TASK INSTRUCTIONS:
Set all the material down again unchanged, without the pictures.

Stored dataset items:
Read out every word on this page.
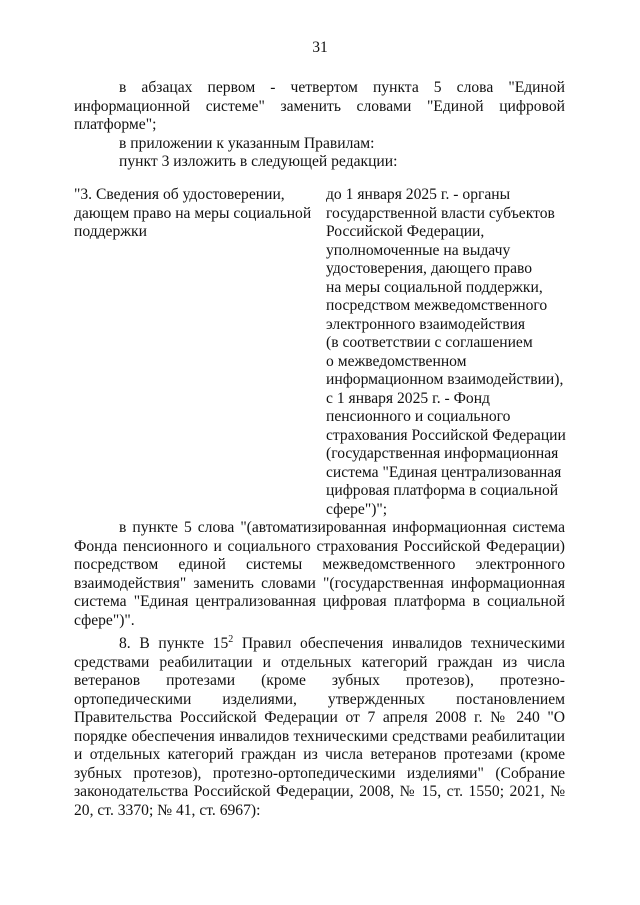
31

в абзацах первом - четвертом пункта 5 слова "Единой информационной системе" заменить словами "Единой цифровой платформе";

в приложении к указанным Правилам:

пункт 3 изложить в следующей редакции:

"3. Сведения об удостоверении,
дающем право на меры социальной
поддержки
до 1 января 2025 г. - органы
государственной власти субъектов
Российской Федерации,
уполномоченные на выдачу
удостоверения, дающего право
на меры социальной поддержки,
посредством межведомственного
электронного взаимодействия
(в соответствии с соглашением
о межведомственном
информационном взаимодействии),
с 1 января 2025 г. - Фонд
пенсионного и социального
страхования Российской Федерации
(государственная информационная
система "Единая централизованная
цифровая платформа в социальной
сфере")";

в пункте 5 слова "(автоматизированная информационная система Фонда пенсионного и социального страхования Российской Федерации) посредством единой системы межведомственного электронного взаимодействия" заменить словами "(государственная информационная система "Единая централизованная цифровая платформа в социальной сфере")".

8. В пункте $15^2$ Правил обеспечения инвалидов техническими средствами реабилитации и отдельных категорий граждан из числа ветеранов протезами (кроме зубных протезов), протезно-ортопедическими изделиями, утвержденных постановлением Правительства Российской Федерации от 7 апреля 2008 г. № 240 "О порядке обеспечения инвалидов техническими средствами реабилитации и отдельных категорий граждан из числа ветеранов протезами (кроме зубных протезов), протезно-ортопедическими изделиями" (Собрание законодательства Российской Федерации, 2008, № 15, ст. 1550; 2021, № 20, ст. 3370; № 41, ст. 6967):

ANSWER:
Read out every word on this page.
31

в абзацах первом - четвертом пункта 5 слова "Единой информационной системе" заменить словами "Единой цифровой платформе";

в приложении к указанным Правилам:

пункт 3 изложить в следующей редакции:

"3. Сведения об удостоверении,
дающем право на меры социальной
поддержки
до 1 января 2025 г. - органы
государственной власти субъектов
Российской Федерации,
уполномоченные на выдачу
удостоверения, дающего право
на меры социальной поддержки,
посредством межведомственного
электронного взаимодействия
(в соответствии с соглашением
о межведомственном
информационном взаимодействии),
с 1 января 2025 г. - Фонд
пенсионного и социального
страхования Российской Федерации
(государственная информационная
система "Единая централизованная
цифровая платформа в социальной
сфере")";

в пункте 5 слова "(автоматизированная информационная система Фонда пенсионного и социального страхования Российской Федерации) посредством единой системы межведомственного электронного взаимодействия" заменить словами "(государственная информационная система "Единая централизованная цифровая платформа в социальной сфере")".

8. В пункте $15^2$ Правил обеспечения инвалидов техническими средствами реабилитации и отдельных категорий граждан из числа ветеранов протезами (кроме зубных протезов), протезно-ортопедическими изделиями, утвержденных постановлением Правительства Российской Федерации от 7 апреля 2008 г. № 240 "О порядке обеспечения инвалидов техническими средствами реабилитации и отдельных категорий граждан из числа ветеранов протезами (кроме зубных протезов), протезно-ортопедическими изделиями" (Собрание законодательства Российской Федерации, 2008, № 15, ст. 1550; 2021, № 20, ст. 3370; № 41, ст. 6967):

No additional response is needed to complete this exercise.